- THE REQUEST: Go through the data below and gather each line containing "xlabel".
◆ ◆ ◆ ◆ ◆
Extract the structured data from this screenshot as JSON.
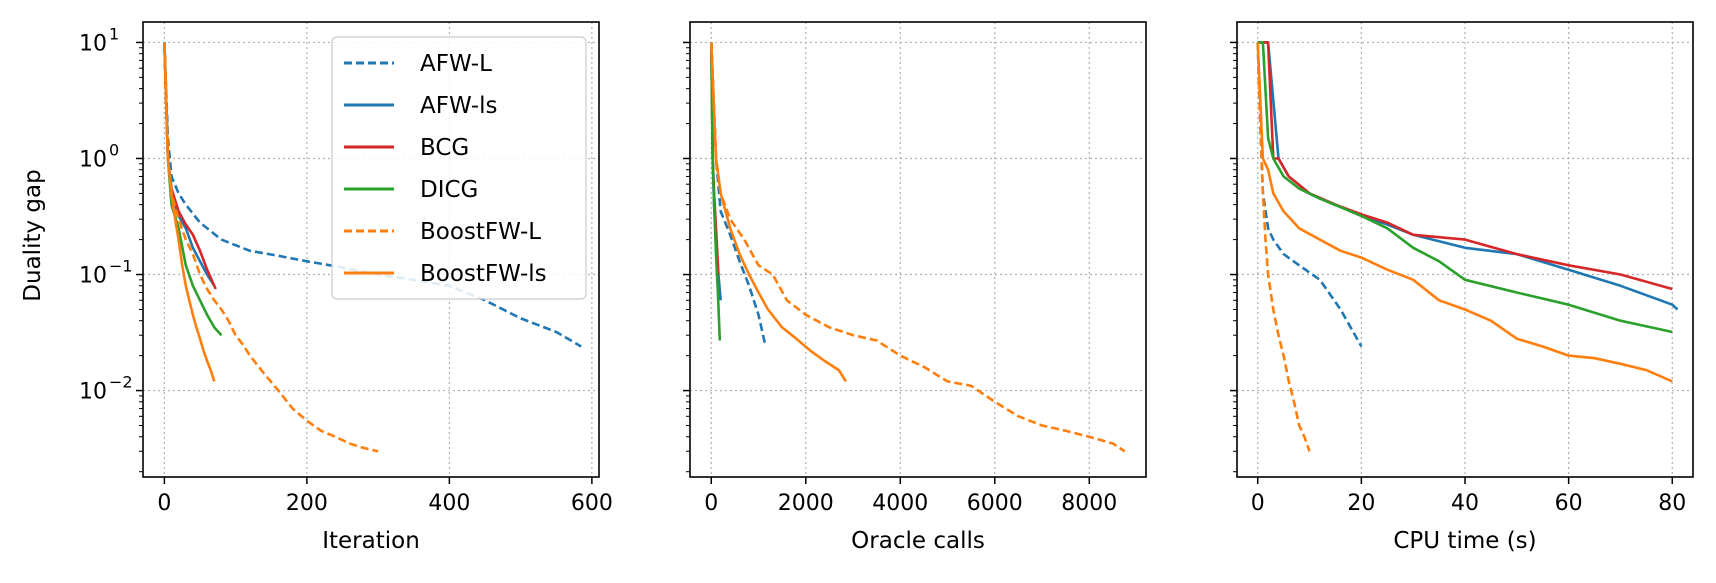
{
  "chart_data": [
    {
      "type": "line",
      "title": "",
      "xlabel": "Iteration",
      "ylabel": "Duality gap",
      "yscale": "log",
      "xlim": [
        -30,
        610
      ],
      "ylim": [
        0.0018,
        15
      ],
      "xticks": [
        0,
        200,
        400,
        600
      ],
      "xtick_labels": [
        "0",
        "200",
        "400",
        "600"
      ],
      "yticks": [
        0.01,
        0.1,
        1,
        10
      ],
      "ytick_labels": [
        "10",
        "10",
        "10",
        "10"
      ],
      "ytick_exponents": [
        "−2",
        "−1",
        "0",
        "1"
      ],
      "grid": true,
      "legend_position": "upper-right",
      "series": [
        {
          "name": "AFW-L",
          "color": "#1f77b4",
          "dash": "dashed",
          "x": [
            0,
            5,
            10,
            20,
            30,
            50,
            80,
            120,
            160,
            200,
            250,
            300,
            350,
            400,
            450,
            500,
            550,
            585
          ],
          "y": [
            10,
            1.5,
            0.7,
            0.5,
            0.4,
            0.28,
            0.2,
            0.16,
            0.145,
            0.13,
            0.115,
            0.1,
            0.09,
            0.08,
            0.06,
            0.042,
            0.032,
            0.024
          ]
        },
        {
          "name": "AFW-ls",
          "color": "#1f77b4",
          "dash": "solid",
          "x": [
            0,
            5,
            10,
            20,
            30,
            40,
            50,
            60,
            70
          ],
          "y": [
            10,
            1.0,
            0.5,
            0.32,
            0.25,
            0.17,
            0.13,
            0.1,
            0.08
          ]
        },
        {
          "name": "BCG",
          "color": "#d62728",
          "dash": "solid",
          "x": [
            0,
            5,
            10,
            20,
            30,
            40,
            50,
            60,
            72
          ],
          "y": [
            10,
            1.0,
            0.55,
            0.35,
            0.27,
            0.22,
            0.16,
            0.11,
            0.075
          ]
        },
        {
          "name": "DICG",
          "color": "#2ca02c",
          "dash": "solid",
          "x": [
            0,
            5,
            10,
            20,
            30,
            40,
            50,
            60,
            70,
            80
          ],
          "y": [
            10,
            1.0,
            0.4,
            0.25,
            0.12,
            0.08,
            0.06,
            0.045,
            0.035,
            0.03
          ]
        },
        {
          "name": "BoostFW-L",
          "color": "#ff7f0e",
          "dash": "dashed",
          "x": [
            0,
            5,
            10,
            20,
            30,
            40,
            50,
            60,
            70,
            80,
            90,
            100,
            110,
            120,
            140,
            160,
            180,
            200,
            220,
            240,
            260,
            280,
            300
          ],
          "y": [
            10,
            1.0,
            0.5,
            0.3,
            0.2,
            0.15,
            0.1,
            0.075,
            0.06,
            0.05,
            0.04,
            0.03,
            0.025,
            0.02,
            0.014,
            0.01,
            0.007,
            0.0055,
            0.0045,
            0.004,
            0.0035,
            0.0032,
            0.003
          ]
        },
        {
          "name": "BoostFW-ls",
          "color": "#ff7f0e",
          "dash": "solid",
          "x": [
            0,
            5,
            10,
            15,
            20,
            25,
            30,
            35,
            40,
            45,
            50,
            55,
            60,
            65,
            70
          ],
          "y": [
            10,
            1.0,
            0.5,
            0.3,
            0.2,
            0.12,
            0.08,
            0.06,
            0.045,
            0.035,
            0.028,
            0.022,
            0.018,
            0.015,
            0.012
          ]
        }
      ]
    },
    {
      "type": "line",
      "title": "",
      "xlabel": "Oracle calls",
      "ylabel": "",
      "yscale": "log",
      "xlim": [
        -450,
        9200
      ],
      "ylim": [
        0.0018,
        15
      ],
      "xticks": [
        0,
        2000,
        4000,
        6000,
        8000
      ],
      "xtick_labels": [
        "0",
        "2000",
        "4000",
        "6000",
        "8000"
      ],
      "grid": true,
      "series": [
        {
          "name": "AFW-L",
          "color": "#1f77b4",
          "dash": "dashed",
          "x": [
            0,
            100,
            200,
            400,
            600,
            800,
            1000,
            1150
          ],
          "y": [
            10,
            1.0,
            0.35,
            0.22,
            0.13,
            0.08,
            0.045,
            0.024
          ]
        },
        {
          "name": "AFW-ls",
          "color": "#1f77b4",
          "dash": "solid",
          "x": [
            0,
            30,
            60,
            100,
            150,
            200
          ],
          "y": [
            10,
            1.0,
            0.4,
            0.2,
            0.1,
            0.06
          ]
        },
        {
          "name": "BCG",
          "color": "#d62728",
          "dash": "solid",
          "x": [
            0,
            30,
            60,
            100,
            150
          ],
          "y": [
            10,
            1.0,
            0.5,
            0.25,
            0.1
          ]
        },
        {
          "name": "DICG",
          "color": "#2ca02c",
          "dash": "solid",
          "x": [
            0,
            30,
            60,
            100,
            140,
            180
          ],
          "y": [
            10,
            1.0,
            0.4,
            0.15,
            0.07,
            0.027
          ]
        },
        {
          "name": "BoostFW-L",
          "color": "#ff7f0e",
          "dash": "dashed",
          "x": [
            0,
            100,
            200,
            400,
            700,
            1000,
            1300,
            1600,
            2000,
            2500,
            3000,
            3500,
            4000,
            4500,
            5000,
            5500,
            6000,
            6500,
            7000,
            7500,
            8000,
            8500,
            8750
          ],
          "y": [
            10,
            1.0,
            0.5,
            0.3,
            0.2,
            0.12,
            0.1,
            0.06,
            0.045,
            0.035,
            0.03,
            0.027,
            0.02,
            0.016,
            0.012,
            0.011,
            0.008,
            0.006,
            0.005,
            0.0045,
            0.004,
            0.0035,
            0.003
          ]
        },
        {
          "name": "BoostFW-ls",
          "color": "#ff7f0e",
          "dash": "solid",
          "x": [
            0,
            100,
            200,
            400,
            600,
            800,
            1000,
            1200,
            1500,
            1800,
            2100,
            2400,
            2700,
            2850
          ],
          "y": [
            10,
            1.0,
            0.5,
            0.25,
            0.15,
            0.1,
            0.07,
            0.05,
            0.035,
            0.028,
            0.022,
            0.018,
            0.015,
            0.012
          ]
        }
      ]
    },
    {
      "type": "line",
      "title": "",
      "xlabel": "CPU time (s)",
      "ylabel": "",
      "yscale": "log",
      "xlim": [
        -4,
        84
      ],
      "ylim": [
        0.0018,
        15
      ],
      "xticks": [
        0,
        20,
        40,
        60,
        80
      ],
      "xtick_labels": [
        "0",
        "20",
        "40",
        "60",
        "80"
      ],
      "grid": true,
      "series": [
        {
          "name": "AFW-L",
          "color": "#1f77b4",
          "dash": "dashed",
          "x": [
            0,
            0.5,
            1,
            2,
            3,
            5,
            8,
            12,
            16,
            20
          ],
          "y": [
            10,
            2.0,
            0.5,
            0.25,
            0.2,
            0.15,
            0.12,
            0.09,
            0.05,
            0.024
          ]
        },
        {
          "name": "AFW-ls",
          "color": "#1f77b4",
          "dash": "solid",
          "x": [
            0,
            2,
            4,
            6,
            10,
            15,
            20,
            25,
            30,
            40,
            50,
            60,
            70,
            80,
            81
          ],
          "y": [
            10,
            10,
            1.0,
            0.7,
            0.5,
            0.4,
            0.32,
            0.27,
            0.22,
            0.17,
            0.15,
            0.11,
            0.08,
            0.055,
            0.05
          ]
        },
        {
          "name": "BCG",
          "color": "#d62728",
          "dash": "solid",
          "x": [
            0,
            2,
            3,
            4,
            6,
            10,
            15,
            20,
            25,
            30,
            40,
            50,
            60,
            70,
            80
          ],
          "y": [
            10,
            10,
            1.0,
            1.0,
            0.7,
            0.5,
            0.4,
            0.33,
            0.28,
            0.22,
            0.2,
            0.15,
            0.12,
            0.1,
            0.075
          ]
        },
        {
          "name": "DICG",
          "color": "#2ca02c",
          "dash": "solid",
          "x": [
            0,
            1,
            2,
            3,
            5,
            8,
            12,
            16,
            20,
            25,
            30,
            35,
            40,
            50,
            60,
            70,
            80
          ],
          "y": [
            10,
            10,
            1.5,
            1.0,
            0.7,
            0.55,
            0.45,
            0.38,
            0.32,
            0.25,
            0.17,
            0.13,
            0.09,
            0.07,
            0.055,
            0.04,
            0.032
          ]
        },
        {
          "name": "BoostFW-L",
          "color": "#ff7f0e",
          "dash": "dashed",
          "x": [
            0,
            0.5,
            1,
            1.5,
            2,
            3,
            4,
            5,
            6,
            7,
            8,
            9,
            10
          ],
          "y": [
            10,
            2.0,
            0.5,
            0.2,
            0.1,
            0.05,
            0.03,
            0.02,
            0.012,
            0.008,
            0.005,
            0.004,
            0.003
          ]
        },
        {
          "name": "BoostFW-ls",
          "color": "#ff7f0e",
          "dash": "solid",
          "x": [
            0,
            1,
            2,
            3,
            5,
            8,
            12,
            16,
            20,
            25,
            30,
            35,
            40,
            45,
            50,
            55,
            60,
            65,
            70,
            75,
            80
          ],
          "y": [
            10,
            1.0,
            0.8,
            0.5,
            0.35,
            0.25,
            0.2,
            0.16,
            0.14,
            0.11,
            0.09,
            0.06,
            0.05,
            0.04,
            0.028,
            0.024,
            0.02,
            0.019,
            0.017,
            0.015,
            0.012
          ]
        }
      ]
    }
  ],
  "legend": {
    "entries": [
      {
        "label": "AFW-L",
        "color": "#1f77b4",
        "dash": "dashed"
      },
      {
        "label": "AFW-ls",
        "color": "#1f77b4",
        "dash": "solid"
      },
      {
        "label": "BCG",
        "color": "#d62728",
        "dash": "solid"
      },
      {
        "label": "DICG",
        "color": "#2ca02c",
        "dash": "solid"
      },
      {
        "label": "BoostFW-L",
        "color": "#ff7f0e",
        "dash": "dashed"
      },
      {
        "label": "BoostFW-ls",
        "color": "#ff7f0e",
        "dash": "solid"
      }
    ]
  }
}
◆ ◆ ◆ ◆ ◆
- PROBLEM SOLUTION:
      "xlabel": "Iteration",
      "xlabel": "Oracle calls",
      "xlabel": "CPU time (s)",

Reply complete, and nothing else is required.